[Source data start]

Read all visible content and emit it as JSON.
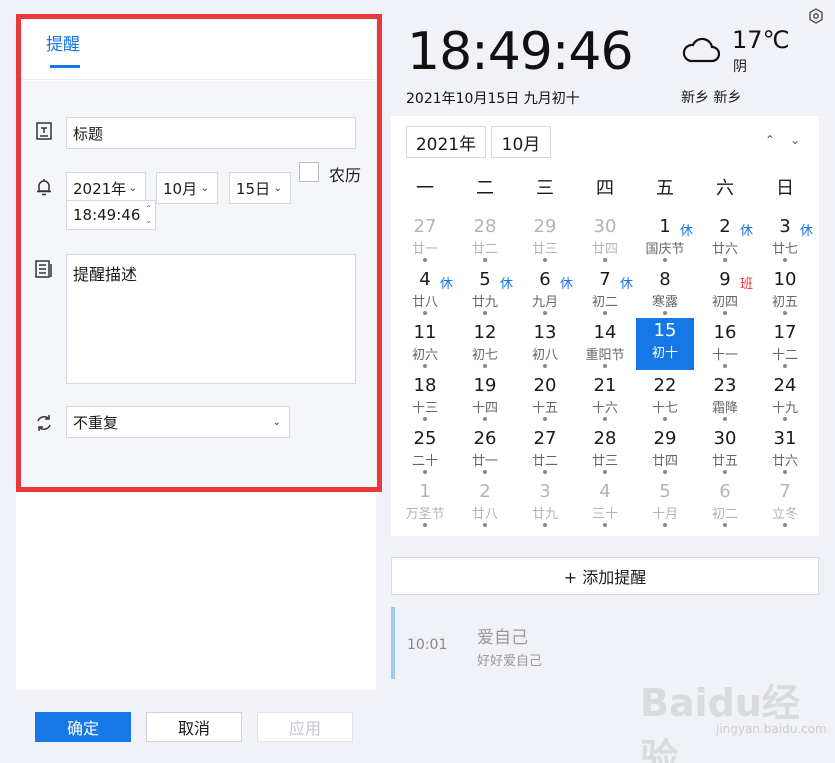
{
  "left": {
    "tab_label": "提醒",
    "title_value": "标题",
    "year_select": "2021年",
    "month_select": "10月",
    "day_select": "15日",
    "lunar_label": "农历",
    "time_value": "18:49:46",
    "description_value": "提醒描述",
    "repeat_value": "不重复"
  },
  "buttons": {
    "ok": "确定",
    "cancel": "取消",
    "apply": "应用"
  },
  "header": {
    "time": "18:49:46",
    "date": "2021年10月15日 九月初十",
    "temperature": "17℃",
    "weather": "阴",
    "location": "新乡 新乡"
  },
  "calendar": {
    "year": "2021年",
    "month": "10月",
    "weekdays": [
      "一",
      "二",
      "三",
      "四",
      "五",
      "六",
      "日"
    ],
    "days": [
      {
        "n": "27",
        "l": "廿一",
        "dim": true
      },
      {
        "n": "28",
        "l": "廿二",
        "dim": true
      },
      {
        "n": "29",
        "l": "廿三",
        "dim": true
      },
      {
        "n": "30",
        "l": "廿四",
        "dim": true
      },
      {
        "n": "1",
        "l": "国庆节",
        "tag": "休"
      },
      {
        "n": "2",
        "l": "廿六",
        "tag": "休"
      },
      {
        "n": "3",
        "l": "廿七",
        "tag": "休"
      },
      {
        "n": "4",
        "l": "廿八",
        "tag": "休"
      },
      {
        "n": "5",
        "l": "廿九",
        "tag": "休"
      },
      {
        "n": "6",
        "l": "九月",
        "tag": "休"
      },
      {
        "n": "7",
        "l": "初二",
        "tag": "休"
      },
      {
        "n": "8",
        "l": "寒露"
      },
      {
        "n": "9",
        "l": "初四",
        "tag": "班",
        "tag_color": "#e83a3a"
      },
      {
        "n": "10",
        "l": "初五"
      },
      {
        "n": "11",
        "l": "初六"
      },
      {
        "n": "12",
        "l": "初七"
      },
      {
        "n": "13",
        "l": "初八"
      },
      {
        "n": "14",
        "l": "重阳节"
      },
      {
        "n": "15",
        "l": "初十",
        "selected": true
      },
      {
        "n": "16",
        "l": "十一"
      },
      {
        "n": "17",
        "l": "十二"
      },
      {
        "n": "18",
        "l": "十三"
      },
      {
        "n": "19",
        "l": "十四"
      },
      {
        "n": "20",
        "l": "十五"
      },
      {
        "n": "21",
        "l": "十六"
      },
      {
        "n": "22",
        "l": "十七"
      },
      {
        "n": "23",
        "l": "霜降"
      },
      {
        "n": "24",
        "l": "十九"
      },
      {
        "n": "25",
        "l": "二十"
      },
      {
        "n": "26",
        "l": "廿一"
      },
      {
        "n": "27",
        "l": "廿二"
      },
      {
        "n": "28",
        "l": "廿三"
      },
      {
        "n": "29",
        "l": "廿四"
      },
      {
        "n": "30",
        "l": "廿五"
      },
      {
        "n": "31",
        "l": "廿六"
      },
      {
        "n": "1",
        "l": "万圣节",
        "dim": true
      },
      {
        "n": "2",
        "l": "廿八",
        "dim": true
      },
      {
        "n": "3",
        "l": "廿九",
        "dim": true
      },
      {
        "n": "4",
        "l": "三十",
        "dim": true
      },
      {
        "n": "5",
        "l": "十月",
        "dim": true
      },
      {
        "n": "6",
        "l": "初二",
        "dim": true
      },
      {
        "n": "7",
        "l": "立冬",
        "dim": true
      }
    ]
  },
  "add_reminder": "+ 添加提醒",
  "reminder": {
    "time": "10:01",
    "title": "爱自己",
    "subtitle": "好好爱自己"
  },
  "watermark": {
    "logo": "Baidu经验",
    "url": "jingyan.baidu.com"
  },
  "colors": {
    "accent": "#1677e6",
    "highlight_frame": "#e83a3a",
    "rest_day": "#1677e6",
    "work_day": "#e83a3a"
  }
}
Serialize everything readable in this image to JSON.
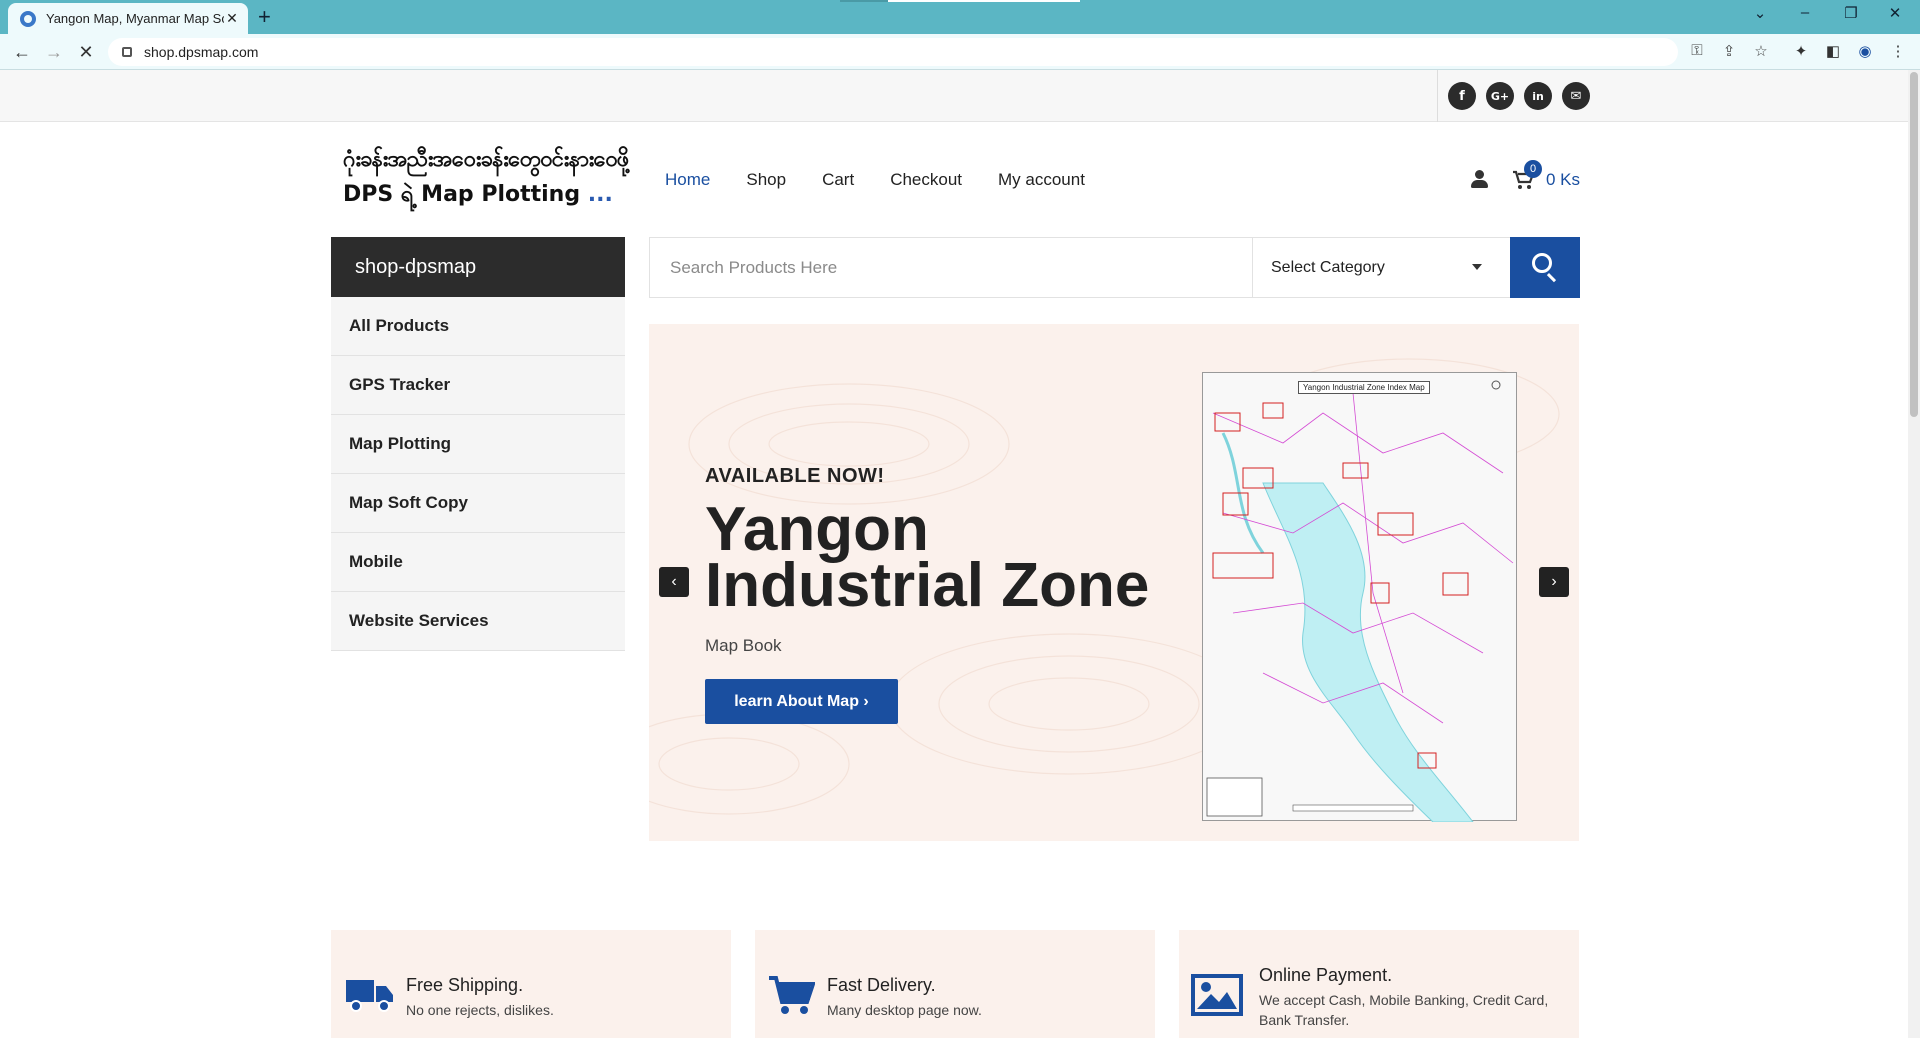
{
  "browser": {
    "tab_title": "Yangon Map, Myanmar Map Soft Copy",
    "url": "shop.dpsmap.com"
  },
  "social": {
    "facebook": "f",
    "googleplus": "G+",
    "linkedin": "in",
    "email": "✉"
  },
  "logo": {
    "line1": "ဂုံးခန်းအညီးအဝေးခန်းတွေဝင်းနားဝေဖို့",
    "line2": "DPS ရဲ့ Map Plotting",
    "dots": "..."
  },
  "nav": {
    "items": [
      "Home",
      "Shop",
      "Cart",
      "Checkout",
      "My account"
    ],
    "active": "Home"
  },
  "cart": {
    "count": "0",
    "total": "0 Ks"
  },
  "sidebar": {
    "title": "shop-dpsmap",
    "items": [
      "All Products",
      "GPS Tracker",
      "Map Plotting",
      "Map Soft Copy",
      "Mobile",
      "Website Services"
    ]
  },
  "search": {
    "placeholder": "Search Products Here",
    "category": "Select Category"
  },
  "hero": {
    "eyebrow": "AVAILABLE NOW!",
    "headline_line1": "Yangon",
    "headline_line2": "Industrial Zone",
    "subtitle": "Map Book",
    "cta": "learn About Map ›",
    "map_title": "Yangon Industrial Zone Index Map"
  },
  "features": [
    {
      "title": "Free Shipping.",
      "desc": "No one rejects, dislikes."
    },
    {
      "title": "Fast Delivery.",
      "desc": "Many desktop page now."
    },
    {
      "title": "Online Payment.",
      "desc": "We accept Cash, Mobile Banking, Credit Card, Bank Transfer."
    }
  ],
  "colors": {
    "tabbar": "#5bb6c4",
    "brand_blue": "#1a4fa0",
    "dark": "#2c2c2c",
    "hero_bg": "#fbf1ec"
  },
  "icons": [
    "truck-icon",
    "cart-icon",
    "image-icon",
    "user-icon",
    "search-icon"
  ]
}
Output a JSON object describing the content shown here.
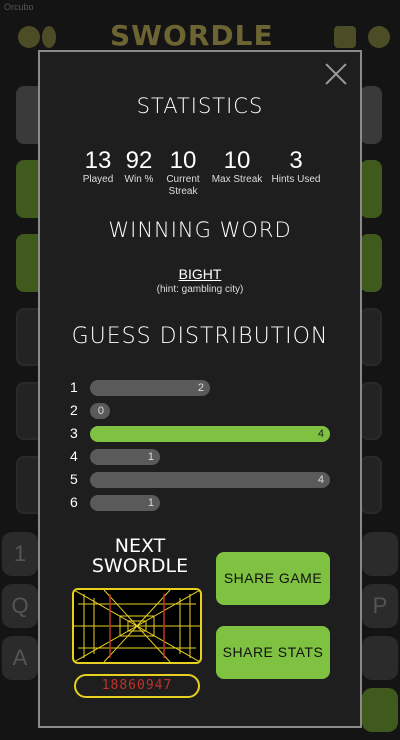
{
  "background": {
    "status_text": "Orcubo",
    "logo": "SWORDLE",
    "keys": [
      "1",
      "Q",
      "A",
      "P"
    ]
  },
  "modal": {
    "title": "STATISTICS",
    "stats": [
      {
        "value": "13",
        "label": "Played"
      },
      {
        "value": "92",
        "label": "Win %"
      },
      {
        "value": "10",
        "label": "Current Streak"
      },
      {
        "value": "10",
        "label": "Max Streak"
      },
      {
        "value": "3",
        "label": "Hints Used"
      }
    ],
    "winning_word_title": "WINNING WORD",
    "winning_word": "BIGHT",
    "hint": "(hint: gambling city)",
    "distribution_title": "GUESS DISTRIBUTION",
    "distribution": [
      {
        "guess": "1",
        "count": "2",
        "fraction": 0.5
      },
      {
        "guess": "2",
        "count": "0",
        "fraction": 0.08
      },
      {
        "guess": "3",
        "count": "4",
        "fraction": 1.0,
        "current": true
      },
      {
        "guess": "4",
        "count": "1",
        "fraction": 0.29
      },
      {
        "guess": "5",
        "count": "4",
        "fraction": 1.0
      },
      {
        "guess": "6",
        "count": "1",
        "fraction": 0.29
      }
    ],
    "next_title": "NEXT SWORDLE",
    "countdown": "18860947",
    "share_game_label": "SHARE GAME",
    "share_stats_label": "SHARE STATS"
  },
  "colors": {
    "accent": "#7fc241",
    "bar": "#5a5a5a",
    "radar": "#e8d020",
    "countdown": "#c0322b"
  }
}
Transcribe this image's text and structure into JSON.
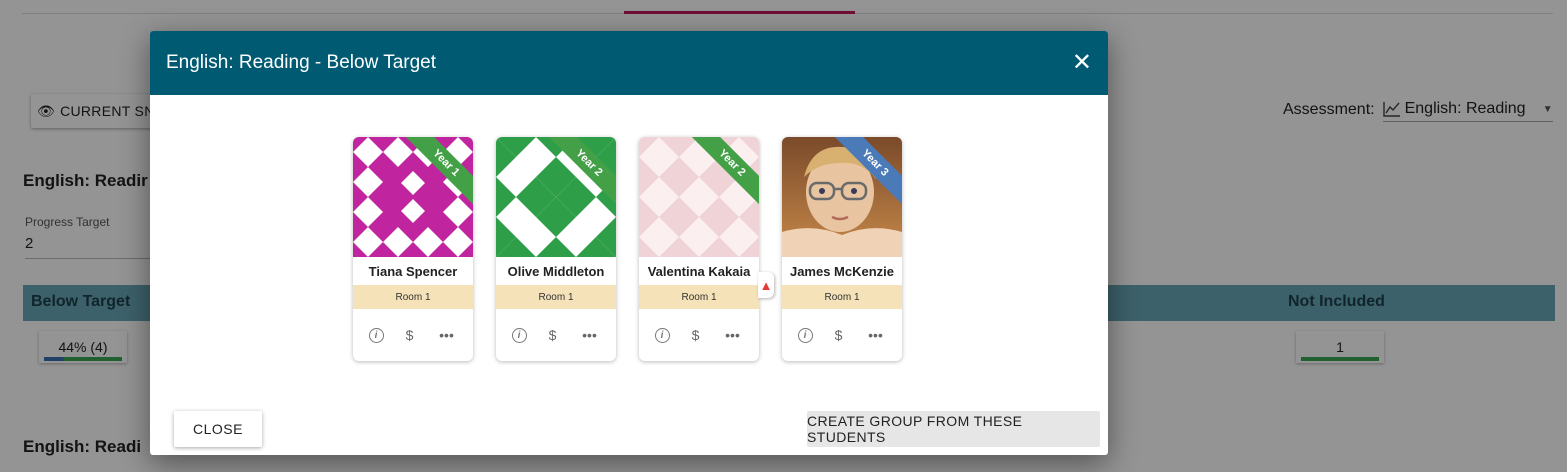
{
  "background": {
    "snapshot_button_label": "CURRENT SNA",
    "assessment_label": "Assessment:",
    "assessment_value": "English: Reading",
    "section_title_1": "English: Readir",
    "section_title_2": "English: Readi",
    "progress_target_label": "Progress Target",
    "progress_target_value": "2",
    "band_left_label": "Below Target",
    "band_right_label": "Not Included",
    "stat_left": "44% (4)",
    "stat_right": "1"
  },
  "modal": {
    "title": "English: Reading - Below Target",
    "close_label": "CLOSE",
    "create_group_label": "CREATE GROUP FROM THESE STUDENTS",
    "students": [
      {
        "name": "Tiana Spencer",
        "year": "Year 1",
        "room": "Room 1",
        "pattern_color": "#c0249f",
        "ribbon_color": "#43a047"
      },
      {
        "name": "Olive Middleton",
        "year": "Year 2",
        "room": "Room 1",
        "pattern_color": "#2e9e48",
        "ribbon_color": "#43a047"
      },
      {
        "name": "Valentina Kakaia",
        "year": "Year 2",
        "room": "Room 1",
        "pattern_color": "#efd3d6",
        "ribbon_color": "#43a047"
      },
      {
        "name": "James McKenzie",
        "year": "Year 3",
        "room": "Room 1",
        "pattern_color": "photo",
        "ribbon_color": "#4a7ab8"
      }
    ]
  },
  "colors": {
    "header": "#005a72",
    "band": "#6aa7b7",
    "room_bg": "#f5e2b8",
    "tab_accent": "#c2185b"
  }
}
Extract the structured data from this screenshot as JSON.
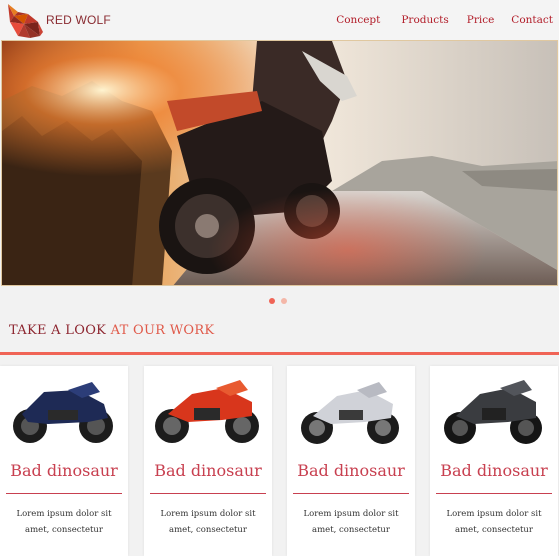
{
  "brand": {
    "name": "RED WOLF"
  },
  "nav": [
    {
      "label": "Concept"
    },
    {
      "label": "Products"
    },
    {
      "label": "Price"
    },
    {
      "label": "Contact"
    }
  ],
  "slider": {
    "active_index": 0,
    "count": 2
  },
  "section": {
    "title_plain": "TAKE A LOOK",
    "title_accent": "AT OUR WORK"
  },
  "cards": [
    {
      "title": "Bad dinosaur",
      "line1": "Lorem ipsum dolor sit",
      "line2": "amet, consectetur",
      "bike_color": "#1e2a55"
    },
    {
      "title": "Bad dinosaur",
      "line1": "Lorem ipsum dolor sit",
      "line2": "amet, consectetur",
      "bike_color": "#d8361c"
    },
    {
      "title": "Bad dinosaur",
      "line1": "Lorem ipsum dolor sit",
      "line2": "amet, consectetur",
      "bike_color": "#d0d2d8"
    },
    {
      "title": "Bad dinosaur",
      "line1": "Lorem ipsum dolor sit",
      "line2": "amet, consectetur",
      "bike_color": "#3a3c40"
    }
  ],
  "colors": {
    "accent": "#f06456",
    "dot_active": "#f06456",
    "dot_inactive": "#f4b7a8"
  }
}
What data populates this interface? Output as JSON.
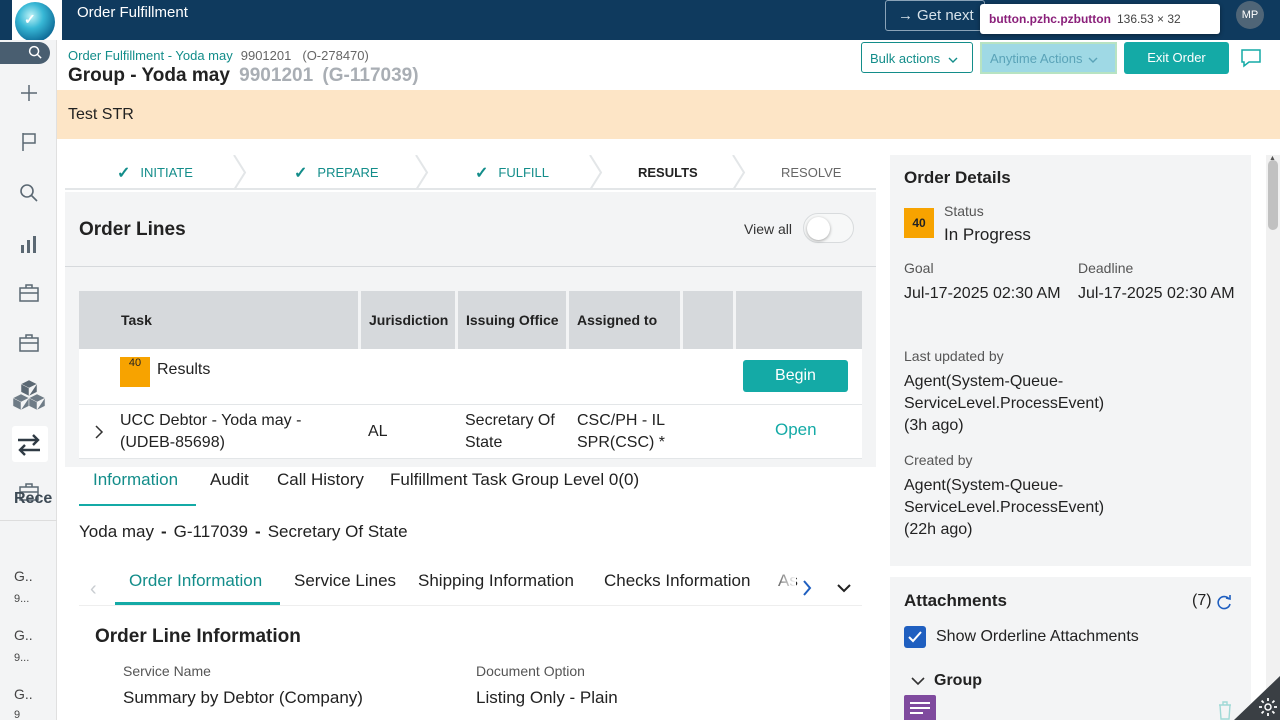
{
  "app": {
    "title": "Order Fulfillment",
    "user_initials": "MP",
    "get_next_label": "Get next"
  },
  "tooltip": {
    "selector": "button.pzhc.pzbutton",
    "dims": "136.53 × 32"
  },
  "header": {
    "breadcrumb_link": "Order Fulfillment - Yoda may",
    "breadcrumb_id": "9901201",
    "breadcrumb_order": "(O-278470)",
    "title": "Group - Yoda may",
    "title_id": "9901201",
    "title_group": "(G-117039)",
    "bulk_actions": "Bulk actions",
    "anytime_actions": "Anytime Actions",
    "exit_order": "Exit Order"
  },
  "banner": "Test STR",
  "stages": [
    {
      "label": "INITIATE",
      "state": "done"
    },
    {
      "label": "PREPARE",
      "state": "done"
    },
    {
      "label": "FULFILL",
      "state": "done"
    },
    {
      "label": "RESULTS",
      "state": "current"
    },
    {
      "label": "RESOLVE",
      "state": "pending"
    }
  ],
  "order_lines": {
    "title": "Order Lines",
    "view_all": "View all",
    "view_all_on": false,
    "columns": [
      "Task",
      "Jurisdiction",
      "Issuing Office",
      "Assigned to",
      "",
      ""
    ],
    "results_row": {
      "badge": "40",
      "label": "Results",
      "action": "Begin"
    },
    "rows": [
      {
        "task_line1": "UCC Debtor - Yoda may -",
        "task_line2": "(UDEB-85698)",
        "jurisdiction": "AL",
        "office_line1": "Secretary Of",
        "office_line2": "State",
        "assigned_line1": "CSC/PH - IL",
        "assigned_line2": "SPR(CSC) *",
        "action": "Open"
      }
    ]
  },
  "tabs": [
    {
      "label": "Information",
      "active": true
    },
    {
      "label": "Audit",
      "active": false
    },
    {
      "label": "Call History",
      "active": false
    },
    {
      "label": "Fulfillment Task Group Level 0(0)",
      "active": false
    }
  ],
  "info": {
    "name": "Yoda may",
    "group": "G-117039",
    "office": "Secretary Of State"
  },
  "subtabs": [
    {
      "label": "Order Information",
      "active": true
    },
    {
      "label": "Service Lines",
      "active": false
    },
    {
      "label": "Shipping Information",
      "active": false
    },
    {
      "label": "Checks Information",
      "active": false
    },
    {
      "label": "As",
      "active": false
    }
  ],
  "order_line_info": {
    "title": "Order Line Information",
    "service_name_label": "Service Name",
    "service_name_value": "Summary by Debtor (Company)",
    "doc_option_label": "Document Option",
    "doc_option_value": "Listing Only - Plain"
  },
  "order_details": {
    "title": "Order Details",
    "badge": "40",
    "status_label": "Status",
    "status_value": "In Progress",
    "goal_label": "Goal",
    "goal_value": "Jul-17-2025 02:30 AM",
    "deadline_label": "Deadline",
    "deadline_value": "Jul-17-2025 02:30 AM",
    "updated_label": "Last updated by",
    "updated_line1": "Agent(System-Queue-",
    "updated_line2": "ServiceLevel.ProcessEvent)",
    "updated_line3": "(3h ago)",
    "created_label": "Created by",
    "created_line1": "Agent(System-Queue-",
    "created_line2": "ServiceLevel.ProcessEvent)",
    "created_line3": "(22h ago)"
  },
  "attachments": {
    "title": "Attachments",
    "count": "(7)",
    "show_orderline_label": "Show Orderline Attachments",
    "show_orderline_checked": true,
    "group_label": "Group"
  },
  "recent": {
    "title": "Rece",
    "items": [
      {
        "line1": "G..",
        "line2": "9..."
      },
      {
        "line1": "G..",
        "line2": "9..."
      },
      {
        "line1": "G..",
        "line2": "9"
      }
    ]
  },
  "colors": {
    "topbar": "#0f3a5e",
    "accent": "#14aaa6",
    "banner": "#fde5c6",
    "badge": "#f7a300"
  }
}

[Source data end]

• Written task: Where a line of the data holds "SWORDLE", show that line.

• Response to the task:
    "logo": "SWORDLE",
    "next_title": "NEXT SWORDLE",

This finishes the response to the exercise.